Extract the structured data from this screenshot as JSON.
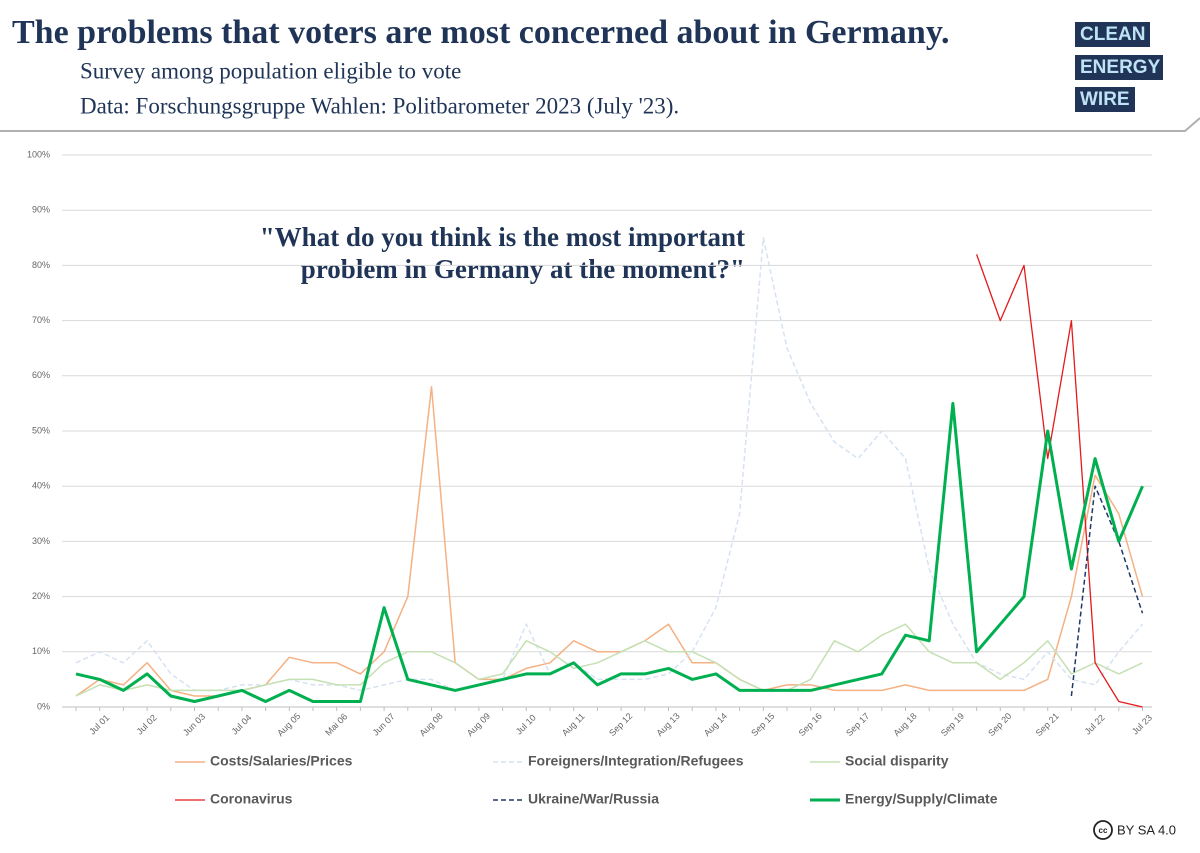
{
  "chart_data": {
    "type": "line",
    "title": "The problems that voters are most concerned about in Germany.",
    "subtitle": "Survey among population eligible to vote",
    "source": "Data: Forschungsgruppe Wahlen: Politbarometer 2023 (July '23).",
    "annotation": [
      "\"What do you think is the most important",
      "problem in Germany at the moment?\""
    ],
    "categories": [
      null,
      "Jul 01",
      null,
      "Jul 02",
      null,
      "Jun 03",
      null,
      "Jul 04",
      null,
      "Aug 05",
      null,
      "Mai 06",
      null,
      "Jun 07",
      null,
      "Aug 08",
      null,
      "Aug 09",
      null,
      "Jul 10",
      null,
      "Aug 11",
      null,
      "Sep 12",
      null,
      "Aug 13",
      null,
      "Aug 14",
      null,
      "Sep 15",
      null,
      "Sep 16",
      null,
      "Sep 17",
      null,
      "Aug 18",
      null,
      "Sep 19",
      null,
      "Sep 20",
      null,
      "Sep 21",
      null,
      "Jul 22",
      null,
      "Jul 23"
    ],
    "ylim": [
      0,
      100
    ],
    "yticks": [
      {
        "value": 0,
        "label": "0%"
      },
      {
        "value": 10,
        "label": "10%"
      },
      {
        "value": 20,
        "label": "20%"
      },
      {
        "value": 30,
        "label": "30%"
      },
      {
        "value": 40,
        "label": "40%"
      },
      {
        "value": 50,
        "label": "50%"
      },
      {
        "value": 60,
        "label": "60%"
      },
      {
        "value": 70,
        "label": "70%"
      },
      {
        "value": 80,
        "label": "80%"
      },
      {
        "value": 90,
        "label": "90%"
      },
      {
        "value": 100,
        "label": "100%"
      }
    ],
    "grid": true,
    "legend": "bottom",
    "series": [
      {
        "name": "Costs/Salaries/Prices",
        "color": "#f4b183",
        "dash": false,
        "width": 1.5,
        "values": [
          2,
          5,
          4,
          8,
          3,
          2,
          2,
          3,
          4,
          9,
          8,
          8,
          6,
          10,
          20,
          58,
          8,
          5,
          5,
          7,
          8,
          12,
          10,
          10,
          12,
          15,
          8,
          8,
          5,
          3,
          4,
          4,
          3,
          3,
          3,
          4,
          3,
          3,
          3,
          3,
          3,
          5,
          20,
          42,
          35,
          20
        ]
      },
      {
        "name": "Foreigners/Integration/Refugees",
        "color": "#d6e2f2",
        "dash": true,
        "width": 1.5,
        "values": [
          8,
          10,
          8,
          12,
          6,
          3,
          3,
          4,
          4,
          5,
          4,
          4,
          3,
          4,
          5,
          5,
          3,
          4,
          5,
          15,
          6,
          8,
          5,
          5,
          5,
          6,
          10,
          18,
          35,
          85,
          65,
          55,
          48,
          45,
          50,
          45,
          25,
          15,
          8,
          6,
          5,
          10,
          5,
          4,
          10,
          15
        ]
      },
      {
        "name": "Social disparity",
        "color": "#c5e0b4",
        "dash": false,
        "width": 1.5,
        "values": [
          2,
          4,
          3,
          4,
          3,
          3,
          3,
          3,
          4,
          5,
          5,
          4,
          4,
          8,
          10,
          10,
          8,
          5,
          6,
          12,
          10,
          7,
          8,
          10,
          12,
          10,
          10,
          8,
          5,
          3,
          3,
          5,
          12,
          10,
          13,
          15,
          10,
          8,
          8,
          5,
          8,
          12,
          6,
          8,
          6,
          8
        ]
      },
      {
        "name": "Coronavirus",
        "color": "#e41a1c",
        "dash": false,
        "width": 1.3,
        "values": [
          null,
          null,
          null,
          null,
          null,
          null,
          null,
          null,
          null,
          null,
          null,
          null,
          null,
          null,
          null,
          null,
          null,
          null,
          null,
          null,
          null,
          null,
          null,
          null,
          null,
          null,
          null,
          null,
          null,
          null,
          null,
          null,
          null,
          null,
          null,
          null,
          null,
          null,
          82,
          70,
          80,
          45,
          70,
          8,
          1,
          0
        ]
      },
      {
        "name": "Ukraine/War/Russia",
        "color": "#203864",
        "dash": true,
        "width": 1.5,
        "values": [
          null,
          null,
          null,
          null,
          null,
          null,
          null,
          null,
          null,
          null,
          null,
          null,
          null,
          null,
          null,
          null,
          null,
          null,
          null,
          null,
          null,
          null,
          null,
          null,
          null,
          null,
          null,
          null,
          null,
          null,
          null,
          null,
          null,
          null,
          null,
          null,
          null,
          null,
          null,
          null,
          null,
          null,
          2,
          40,
          30,
          17
        ]
      },
      {
        "name": "Energy/Supply/Climate",
        "color": "#00b050",
        "dash": false,
        "width": 3,
        "values": [
          6,
          5,
          3,
          6,
          2,
          1,
          2,
          3,
          1,
          3,
          1,
          1,
          1,
          18,
          5,
          4,
          3,
          4,
          5,
          6,
          6,
          8,
          4,
          6,
          6,
          7,
          5,
          6,
          3,
          3,
          3,
          3,
          4,
          5,
          6,
          13,
          12,
          55,
          10,
          15,
          20,
          50,
          25,
          45,
          30,
          40
        ]
      }
    ]
  },
  "logo": [
    "CLEAN",
    "ENERGY",
    "WIRE"
  ],
  "license": "BY SA 4.0"
}
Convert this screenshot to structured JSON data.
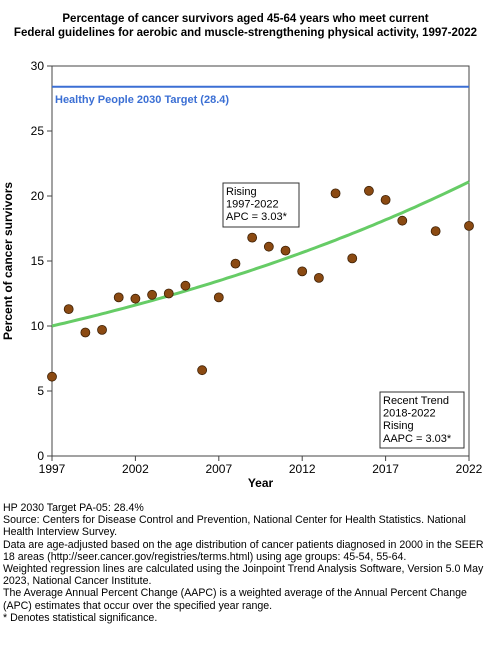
{
  "chart_data": {
    "type": "scatter",
    "title": [
      "Percentage of cancer survivors aged 45-64 years who meet current",
      "Federal guidelines for aerobic and muscle-strengthening physical activity, 1997-2022"
    ],
    "xlabel": "Year",
    "ylabel": "Percent of cancer survivors",
    "xlim": [
      1997,
      2022
    ],
    "ylim": [
      0,
      30
    ],
    "x_ticks": [
      "1997",
      "2002",
      "2007",
      "2012",
      "2017",
      "2022"
    ],
    "y_ticks": [
      "0",
      "5",
      "10",
      "15",
      "20",
      "25",
      "30"
    ],
    "grid": false,
    "target": {
      "label": "Healthy People 2030 Target (28.4)",
      "value": 28.4,
      "color": "#3b6fd4"
    },
    "points": [
      {
        "x": 1997,
        "y": 6.1
      },
      {
        "x": 1998,
        "y": 11.3
      },
      {
        "x": 1999,
        "y": 9.5
      },
      {
        "x": 2000,
        "y": 9.7
      },
      {
        "x": 2001,
        "y": 12.2
      },
      {
        "x": 2002,
        "y": 12.1
      },
      {
        "x": 2003,
        "y": 12.4
      },
      {
        "x": 2004,
        "y": 12.5
      },
      {
        "x": 2005,
        "y": 13.1
      },
      {
        "x": 2006,
        "y": 6.6
      },
      {
        "x": 2007,
        "y": 12.2
      },
      {
        "x": 2008,
        "y": 14.8
      },
      {
        "x": 2009,
        "y": 16.8
      },
      {
        "x": 2010,
        "y": 16.1
      },
      {
        "x": 2011,
        "y": 15.8
      },
      {
        "x": 2012,
        "y": 14.2
      },
      {
        "x": 2013,
        "y": 13.7
      },
      {
        "x": 2014,
        "y": 20.2
      },
      {
        "x": 2015,
        "y": 15.2
      },
      {
        "x": 2016,
        "y": 20.4
      },
      {
        "x": 2017,
        "y": 19.7
      },
      {
        "x": 2018,
        "y": 18.1
      },
      {
        "x": 2020,
        "y": 17.3
      },
      {
        "x": 2022,
        "y": 17.7
      }
    ],
    "point_color": "#8b4a12",
    "trend": {
      "type": "line",
      "start": [
        1997,
        10.0
      ],
      "end": [
        2022,
        20.8
      ],
      "apc": 3.03,
      "color": "#66cc66"
    },
    "annotations": [
      {
        "lines": [
          "Rising",
          "1997-2022",
          "APC =  3.03*"
        ]
      },
      {
        "lines": [
          "Recent Trend",
          "2018-2022",
          "Rising",
          "AAPC =  3.03*"
        ]
      }
    ]
  },
  "notes": [
    "HP 2030 Target PA-05: 28.4%",
    "Source: Centers for Disease Control and Prevention, National Center for Health Statistics. National Health Interview Survey.",
    "Data are age-adjusted based on the age distribution of cancer patients diagnosed in 2000 in the SEER 18 areas (http://seer.cancer.gov/registries/terms.html) using age groups: 45-54, 55-64.",
    "Weighted regression lines are calculated using the Joinpoint Trend Analysis Software, Version 5.0 May 2023, National Cancer Institute.",
    "The Average Annual Percent Change (AAPC) is a weighted average of the Annual Percent Change (APC) estimates that occur over the specified year range.",
    "* Denotes statistical significance."
  ]
}
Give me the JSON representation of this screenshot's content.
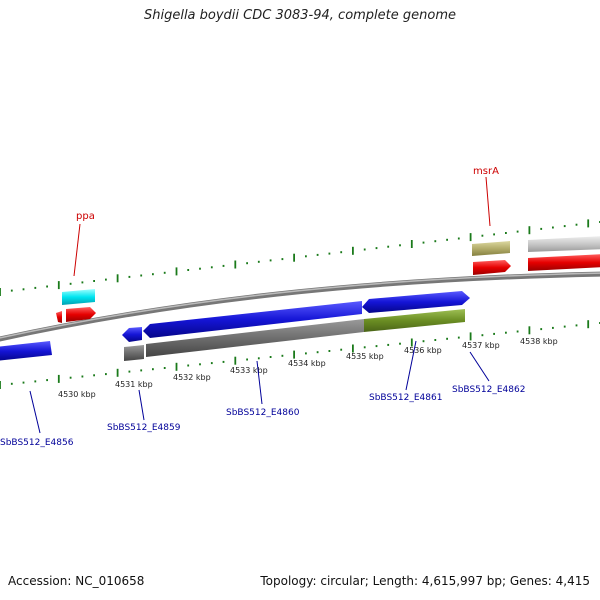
{
  "title": "Shigella boydii CDC 3083-94, complete genome",
  "footer": {
    "accession": "Accession: NC_010658",
    "summary": "Topology: circular; Length: 4,615,997 bp; Genes: 4,415"
  },
  "scale": {
    "ticks": [
      "4530 kbp",
      "4531 kbp",
      "4532 kbp",
      "4533 kbp",
      "4534 kbp",
      "4535 kbp",
      "4536 kbp",
      "4537 kbp",
      "4538 kbp"
    ]
  },
  "top_labels": [
    "ppa",
    "msrA"
  ],
  "bottom_labels": [
    "SbBS512_E4856",
    "SbBS512_E4859",
    "SbBS512_E4860",
    "SbBS512_E4861",
    "SbBS512_E4862"
  ],
  "colors": {
    "red_label": "#cc0000",
    "blue_label": "#000099",
    "tick": "#1a7a1a",
    "cds_blue": "#1515d6",
    "gene_red": "#e60000",
    "cyan": "#00e5f0",
    "olive": "#b3ad6b",
    "gray": "#c8c8c8",
    "dark_gray": "#6e6e6e",
    "green": "#6b8e23"
  }
}
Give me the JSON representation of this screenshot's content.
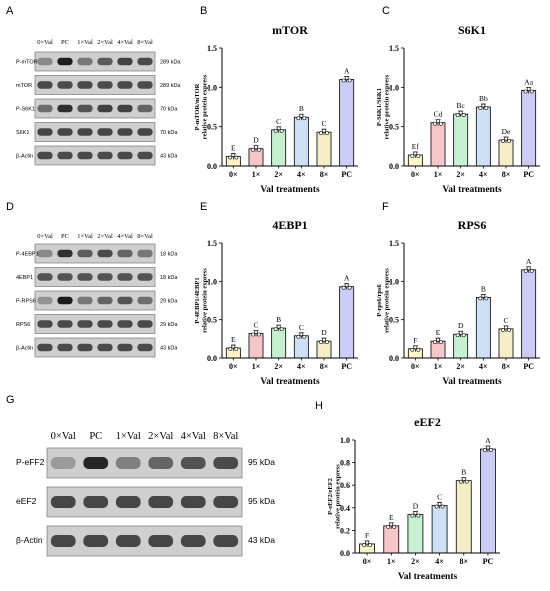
{
  "panels": {
    "A": "A",
    "B": "B",
    "C": "C",
    "D": "D",
    "E": "E",
    "F": "F",
    "G": "G",
    "H": "H"
  },
  "blots": [
    {
      "panel": "A",
      "lanes": [
        "0×Val",
        "PC",
        "1×Val",
        "2×Val",
        "4×Val",
        "8×Val"
      ],
      "rows": [
        {
          "label": "P-mTOR",
          "kda": "289 kDa",
          "intensity": [
            0.35,
            0.95,
            0.45,
            0.6,
            0.75,
            0.7
          ]
        },
        {
          "label": "mTOR",
          "kda": "289 kDa",
          "intensity": [
            0.7,
            0.7,
            0.7,
            0.7,
            0.7,
            0.7
          ]
        },
        {
          "label": "P-S6K1",
          "kda": "70 kDa",
          "intensity": [
            0.5,
            0.85,
            0.65,
            0.75,
            0.75,
            0.55
          ]
        },
        {
          "label": "S6K1",
          "kda": "70 kDa",
          "intensity": [
            0.72,
            0.72,
            0.72,
            0.72,
            0.72,
            0.72
          ]
        },
        {
          "label": "β-Actin",
          "kda": "43 kDa",
          "intensity": [
            0.7,
            0.7,
            0.7,
            0.7,
            0.7,
            0.7
          ]
        }
      ]
    },
    {
      "panel": "D",
      "lanes": [
        "0×Val",
        "PC",
        "1×Val",
        "2×Val",
        "4×Val",
        "8×Val"
      ],
      "rows": [
        {
          "label": "P-4EBP1",
          "kda": "18 kDa",
          "intensity": [
            0.35,
            0.85,
            0.6,
            0.7,
            0.55,
            0.45
          ]
        },
        {
          "label": "4EBP1",
          "kda": "18 kDa",
          "intensity": [
            0.65,
            0.65,
            0.65,
            0.65,
            0.65,
            0.65
          ]
        },
        {
          "label": "P-RPS6",
          "kda": "29 kDa",
          "intensity": [
            0.3,
            0.95,
            0.45,
            0.55,
            0.65,
            0.5
          ]
        },
        {
          "label": "RPS6",
          "kda": "29 kDa",
          "intensity": [
            0.7,
            0.7,
            0.7,
            0.7,
            0.7,
            0.7
          ]
        },
        {
          "label": "β-Actin",
          "kda": "43 kDa",
          "intensity": [
            0.7,
            0.7,
            0.7,
            0.7,
            0.7,
            0.7
          ]
        }
      ]
    },
    {
      "panel": "G",
      "lanes": [
        "0×Val",
        "PC",
        "1×Val",
        "2×Val",
        "4×Val",
        "8×Val"
      ],
      "rows": [
        {
          "label": "P-eFF2",
          "kda": "95 kDa",
          "intensity": [
            0.25,
            0.9,
            0.4,
            0.55,
            0.65,
            0.7
          ]
        },
        {
          "label": "eEF2",
          "kda": "95 kDa",
          "intensity": [
            0.72,
            0.72,
            0.72,
            0.72,
            0.72,
            0.72
          ]
        },
        {
          "label": "β-Actin",
          "kda": "43 kDa",
          "intensity": [
            0.72,
            0.72,
            0.72,
            0.72,
            0.72,
            0.72
          ]
        }
      ]
    }
  ],
  "chart_data": [
    {
      "panel": "B",
      "type": "bar",
      "title": "mTOR",
      "categories": [
        "0×",
        "1×",
        "2×",
        "4×",
        "8×",
        "PC"
      ],
      "values": [
        0.12,
        0.22,
        0.46,
        0.62,
        0.43,
        1.1
      ],
      "letters": [
        "E",
        "D",
        "C",
        "B",
        "C",
        "A"
      ],
      "ylabel": [
        "P-mTOR/mTOR",
        "relative protein express"
      ],
      "xlabel": "Val treatments",
      "ylim": [
        0,
        1.5
      ],
      "yticks": [
        "0.0",
        "0.5",
        "1.0",
        "1.5"
      ],
      "colors": [
        "#fdf6c8",
        "#f6c7c9",
        "#c6f0cf",
        "#cde0f5",
        "#f5edc6",
        "#cbcdf5"
      ]
    },
    {
      "panel": "C",
      "type": "bar",
      "title": "S6K1",
      "categories": [
        "0×",
        "1×",
        "2×",
        "4×",
        "8×",
        "PC"
      ],
      "values": [
        0.14,
        0.55,
        0.66,
        0.75,
        0.33,
        0.96
      ],
      "letters": [
        "Ef",
        "Cd",
        "Bc",
        "Bb",
        "De",
        "Aa"
      ],
      "ylabel": [
        "P-S6K1/S6K1",
        "relative protein express"
      ],
      "xlabel": "Val treatments",
      "ylim": [
        0,
        1.5
      ],
      "yticks": [
        "0.0",
        "0.5",
        "1.0",
        "1.5"
      ],
      "colors": [
        "#fdf6c8",
        "#f6c7c9",
        "#c6f0cf",
        "#cde0f5",
        "#f5edc6",
        "#cbcdf5"
      ]
    },
    {
      "panel": "E",
      "type": "bar",
      "title": "4EBP1",
      "categories": [
        "0×",
        "1×",
        "2×",
        "4×",
        "8×",
        "PC"
      ],
      "values": [
        0.13,
        0.32,
        0.39,
        0.29,
        0.22,
        0.93
      ],
      "letters": [
        "E",
        "C",
        "B",
        "C",
        "D",
        "A"
      ],
      "ylabel": [
        "P-4EBP1/4EBP1",
        "relative protein express"
      ],
      "xlabel": "Val treatments",
      "ylim": [
        0,
        1.5
      ],
      "yticks": [
        "0.0",
        "0.5",
        "1.0",
        "1.5"
      ],
      "colors": [
        "#fdf6c8",
        "#f6c7c9",
        "#c6f0cf",
        "#cde0f5",
        "#f5edc6",
        "#cbcdf5"
      ]
    },
    {
      "panel": "F",
      "type": "bar",
      "title": "RPS6",
      "categories": [
        "0×",
        "1×",
        "2×",
        "4×",
        "8×",
        "PC"
      ],
      "values": [
        0.12,
        0.22,
        0.31,
        0.79,
        0.38,
        1.15
      ],
      "letters": [
        "F",
        "E",
        "D",
        "B",
        "C",
        "A"
      ],
      "ylabel": [
        "P-rps6/rps6",
        "relative protein express"
      ],
      "xlabel": "Val treatments",
      "ylim": [
        0,
        1.5
      ],
      "yticks": [
        "0.0",
        "0.5",
        "1.0",
        "1.5"
      ],
      "colors": [
        "#fdf6c8",
        "#f6c7c9",
        "#c6f0cf",
        "#cde0f5",
        "#f5edc6",
        "#cbcdf5"
      ]
    },
    {
      "panel": "H",
      "type": "bar",
      "title": "eEF2",
      "categories": [
        "0×",
        "1×",
        "2×",
        "4×",
        "8×",
        "PC"
      ],
      "values": [
        0.08,
        0.24,
        0.34,
        0.42,
        0.64,
        0.92
      ],
      "letters": [
        "F",
        "E",
        "D",
        "C",
        "B",
        "A"
      ],
      "ylabel": [
        "P-eEF2/eEF2",
        "relative protein express"
      ],
      "xlabel": "Val treatments",
      "ylim": [
        0,
        1.0
      ],
      "yticks": [
        "0.0",
        "0.2",
        "0.4",
        "0.6",
        "0.8",
        "1.0"
      ],
      "colors": [
        "#fdf6c8",
        "#f6c7c9",
        "#c6f0cf",
        "#cde0f5",
        "#f5edc6",
        "#cbcdf5"
      ]
    }
  ]
}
┄┄┄┄┄┄
WHAT TO WORK ON ▸ Read the listing. Copy each line that has the word "Survey" in it.

EXPECTED ANSWER ▸
    "subtitle": "Survey among population eligible to vote",
    "Source: Centers for Disease Control and Prevention, National Center for Health Statistics. National Health Interview Survey.",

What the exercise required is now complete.